PROBLEM REQUIREMENTS:
Pick out and copy every line below that has the word "Temperature".

(Records about charts and figures)
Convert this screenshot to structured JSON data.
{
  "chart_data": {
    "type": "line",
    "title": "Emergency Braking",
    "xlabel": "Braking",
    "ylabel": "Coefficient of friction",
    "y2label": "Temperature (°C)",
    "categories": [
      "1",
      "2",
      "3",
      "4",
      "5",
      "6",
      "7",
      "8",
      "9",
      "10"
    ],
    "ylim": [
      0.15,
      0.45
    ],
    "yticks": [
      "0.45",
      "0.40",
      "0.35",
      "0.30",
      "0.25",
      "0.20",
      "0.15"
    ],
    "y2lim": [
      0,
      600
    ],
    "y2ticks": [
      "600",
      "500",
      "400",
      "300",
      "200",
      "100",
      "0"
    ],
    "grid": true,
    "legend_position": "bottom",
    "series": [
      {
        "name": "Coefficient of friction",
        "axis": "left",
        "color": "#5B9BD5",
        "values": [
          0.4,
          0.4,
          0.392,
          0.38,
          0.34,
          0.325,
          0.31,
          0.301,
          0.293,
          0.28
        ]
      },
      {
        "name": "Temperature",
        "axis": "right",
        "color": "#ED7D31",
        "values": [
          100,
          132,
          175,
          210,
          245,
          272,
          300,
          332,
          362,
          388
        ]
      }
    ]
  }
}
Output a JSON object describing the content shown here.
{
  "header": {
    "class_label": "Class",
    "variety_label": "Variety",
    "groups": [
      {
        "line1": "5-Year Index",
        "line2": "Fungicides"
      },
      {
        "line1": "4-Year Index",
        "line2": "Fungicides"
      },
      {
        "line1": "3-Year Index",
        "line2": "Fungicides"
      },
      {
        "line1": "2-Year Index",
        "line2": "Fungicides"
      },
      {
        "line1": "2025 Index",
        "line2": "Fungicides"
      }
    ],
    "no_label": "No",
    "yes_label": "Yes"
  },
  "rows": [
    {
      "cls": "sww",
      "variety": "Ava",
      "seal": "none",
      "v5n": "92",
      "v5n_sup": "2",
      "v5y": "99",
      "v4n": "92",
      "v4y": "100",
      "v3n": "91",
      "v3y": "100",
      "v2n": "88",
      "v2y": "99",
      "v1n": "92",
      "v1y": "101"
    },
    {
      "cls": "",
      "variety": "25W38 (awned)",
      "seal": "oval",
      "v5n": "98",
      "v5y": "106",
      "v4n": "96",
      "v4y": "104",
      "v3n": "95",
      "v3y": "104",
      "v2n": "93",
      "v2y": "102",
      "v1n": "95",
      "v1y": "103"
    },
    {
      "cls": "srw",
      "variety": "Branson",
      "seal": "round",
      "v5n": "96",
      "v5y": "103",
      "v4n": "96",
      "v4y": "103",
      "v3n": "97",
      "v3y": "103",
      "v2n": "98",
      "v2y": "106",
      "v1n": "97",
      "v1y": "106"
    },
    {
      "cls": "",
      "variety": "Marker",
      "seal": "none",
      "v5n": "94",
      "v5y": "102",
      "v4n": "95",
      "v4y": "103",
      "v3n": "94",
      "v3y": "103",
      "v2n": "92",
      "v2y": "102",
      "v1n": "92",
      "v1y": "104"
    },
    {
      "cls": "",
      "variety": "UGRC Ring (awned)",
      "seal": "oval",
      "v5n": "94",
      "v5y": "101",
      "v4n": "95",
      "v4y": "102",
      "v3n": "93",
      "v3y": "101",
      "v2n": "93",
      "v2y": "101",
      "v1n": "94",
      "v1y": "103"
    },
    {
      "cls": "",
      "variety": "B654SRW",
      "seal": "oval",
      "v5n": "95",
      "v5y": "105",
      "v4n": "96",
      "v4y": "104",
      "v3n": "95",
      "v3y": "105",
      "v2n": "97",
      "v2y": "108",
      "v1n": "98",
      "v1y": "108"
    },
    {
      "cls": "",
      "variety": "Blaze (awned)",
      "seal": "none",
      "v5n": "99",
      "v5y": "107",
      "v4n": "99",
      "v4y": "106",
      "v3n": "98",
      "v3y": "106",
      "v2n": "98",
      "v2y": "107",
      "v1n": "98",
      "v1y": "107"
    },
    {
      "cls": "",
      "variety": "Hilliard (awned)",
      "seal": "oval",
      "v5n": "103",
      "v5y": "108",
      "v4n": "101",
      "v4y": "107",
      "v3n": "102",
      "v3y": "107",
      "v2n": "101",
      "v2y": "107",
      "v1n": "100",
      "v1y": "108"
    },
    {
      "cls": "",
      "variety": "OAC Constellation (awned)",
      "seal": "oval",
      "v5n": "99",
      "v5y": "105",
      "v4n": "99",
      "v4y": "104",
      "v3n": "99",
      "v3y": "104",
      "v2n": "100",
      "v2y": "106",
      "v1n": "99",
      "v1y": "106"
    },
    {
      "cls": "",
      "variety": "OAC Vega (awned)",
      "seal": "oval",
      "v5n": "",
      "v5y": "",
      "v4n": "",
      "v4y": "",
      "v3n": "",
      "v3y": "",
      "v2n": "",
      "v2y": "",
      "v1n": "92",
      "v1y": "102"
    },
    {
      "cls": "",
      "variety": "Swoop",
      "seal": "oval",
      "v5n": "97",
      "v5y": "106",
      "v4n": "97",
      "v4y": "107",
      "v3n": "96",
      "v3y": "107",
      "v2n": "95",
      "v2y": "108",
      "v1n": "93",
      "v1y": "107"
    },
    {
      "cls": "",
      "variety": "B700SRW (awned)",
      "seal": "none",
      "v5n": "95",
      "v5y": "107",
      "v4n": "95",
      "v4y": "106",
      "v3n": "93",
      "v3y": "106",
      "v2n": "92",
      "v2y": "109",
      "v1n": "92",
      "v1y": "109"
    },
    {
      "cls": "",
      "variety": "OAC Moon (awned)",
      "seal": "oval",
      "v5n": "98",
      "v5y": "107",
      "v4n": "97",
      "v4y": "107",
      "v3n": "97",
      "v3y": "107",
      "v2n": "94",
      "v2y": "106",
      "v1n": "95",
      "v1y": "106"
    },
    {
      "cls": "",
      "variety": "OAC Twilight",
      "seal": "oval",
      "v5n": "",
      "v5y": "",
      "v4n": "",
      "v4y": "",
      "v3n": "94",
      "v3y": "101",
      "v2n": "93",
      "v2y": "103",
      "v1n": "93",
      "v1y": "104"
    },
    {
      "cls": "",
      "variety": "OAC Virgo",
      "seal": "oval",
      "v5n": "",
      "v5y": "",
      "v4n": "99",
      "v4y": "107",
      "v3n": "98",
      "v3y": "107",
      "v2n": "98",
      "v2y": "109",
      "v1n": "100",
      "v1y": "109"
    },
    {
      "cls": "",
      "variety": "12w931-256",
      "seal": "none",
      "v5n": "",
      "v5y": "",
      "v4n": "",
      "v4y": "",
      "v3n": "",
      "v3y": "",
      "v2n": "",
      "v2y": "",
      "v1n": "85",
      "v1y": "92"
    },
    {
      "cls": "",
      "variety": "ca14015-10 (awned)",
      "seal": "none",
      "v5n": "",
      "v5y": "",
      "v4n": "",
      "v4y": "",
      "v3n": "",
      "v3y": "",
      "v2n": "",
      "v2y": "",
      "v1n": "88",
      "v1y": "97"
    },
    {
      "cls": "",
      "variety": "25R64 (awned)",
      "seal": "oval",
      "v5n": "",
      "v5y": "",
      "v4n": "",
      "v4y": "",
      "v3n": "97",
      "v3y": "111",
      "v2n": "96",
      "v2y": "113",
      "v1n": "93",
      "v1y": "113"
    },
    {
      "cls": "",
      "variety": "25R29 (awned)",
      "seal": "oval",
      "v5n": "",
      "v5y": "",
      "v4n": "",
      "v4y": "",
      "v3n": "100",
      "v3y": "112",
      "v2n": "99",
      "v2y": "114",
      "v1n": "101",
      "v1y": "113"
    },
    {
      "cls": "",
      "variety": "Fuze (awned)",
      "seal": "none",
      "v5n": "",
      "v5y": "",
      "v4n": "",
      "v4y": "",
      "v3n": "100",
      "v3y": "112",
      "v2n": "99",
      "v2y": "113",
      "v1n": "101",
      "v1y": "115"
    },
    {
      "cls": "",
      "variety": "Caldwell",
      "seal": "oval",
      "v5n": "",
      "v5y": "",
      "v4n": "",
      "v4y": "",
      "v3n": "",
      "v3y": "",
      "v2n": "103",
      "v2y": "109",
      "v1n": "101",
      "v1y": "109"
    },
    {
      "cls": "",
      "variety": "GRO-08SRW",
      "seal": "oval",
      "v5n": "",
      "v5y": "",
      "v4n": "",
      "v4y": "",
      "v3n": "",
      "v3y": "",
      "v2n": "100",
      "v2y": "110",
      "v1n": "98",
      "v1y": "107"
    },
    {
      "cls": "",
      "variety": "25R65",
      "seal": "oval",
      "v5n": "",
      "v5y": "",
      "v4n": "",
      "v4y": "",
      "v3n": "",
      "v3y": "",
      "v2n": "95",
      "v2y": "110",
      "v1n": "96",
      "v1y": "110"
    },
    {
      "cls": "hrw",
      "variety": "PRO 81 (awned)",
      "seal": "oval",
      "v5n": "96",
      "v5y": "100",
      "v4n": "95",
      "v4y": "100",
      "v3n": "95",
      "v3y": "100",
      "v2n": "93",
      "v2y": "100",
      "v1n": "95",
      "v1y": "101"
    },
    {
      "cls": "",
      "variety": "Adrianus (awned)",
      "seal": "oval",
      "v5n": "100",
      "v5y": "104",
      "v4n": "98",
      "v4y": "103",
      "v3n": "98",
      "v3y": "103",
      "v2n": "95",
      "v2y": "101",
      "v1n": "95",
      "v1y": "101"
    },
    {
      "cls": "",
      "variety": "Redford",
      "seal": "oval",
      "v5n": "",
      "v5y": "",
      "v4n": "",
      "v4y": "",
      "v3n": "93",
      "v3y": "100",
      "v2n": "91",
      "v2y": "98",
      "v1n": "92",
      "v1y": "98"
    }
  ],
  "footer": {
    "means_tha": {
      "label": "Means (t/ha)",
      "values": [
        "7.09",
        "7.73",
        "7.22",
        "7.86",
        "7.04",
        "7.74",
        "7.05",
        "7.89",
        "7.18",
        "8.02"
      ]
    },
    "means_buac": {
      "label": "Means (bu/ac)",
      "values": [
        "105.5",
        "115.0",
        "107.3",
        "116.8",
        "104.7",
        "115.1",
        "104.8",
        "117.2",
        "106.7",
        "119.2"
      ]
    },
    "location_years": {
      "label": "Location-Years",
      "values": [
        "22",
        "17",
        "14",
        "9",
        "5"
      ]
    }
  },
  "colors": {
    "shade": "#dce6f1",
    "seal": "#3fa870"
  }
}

ANSWER TO THE PROBLEM:
    "y2label": "Temperature (°C)",
        "name": "Temperature",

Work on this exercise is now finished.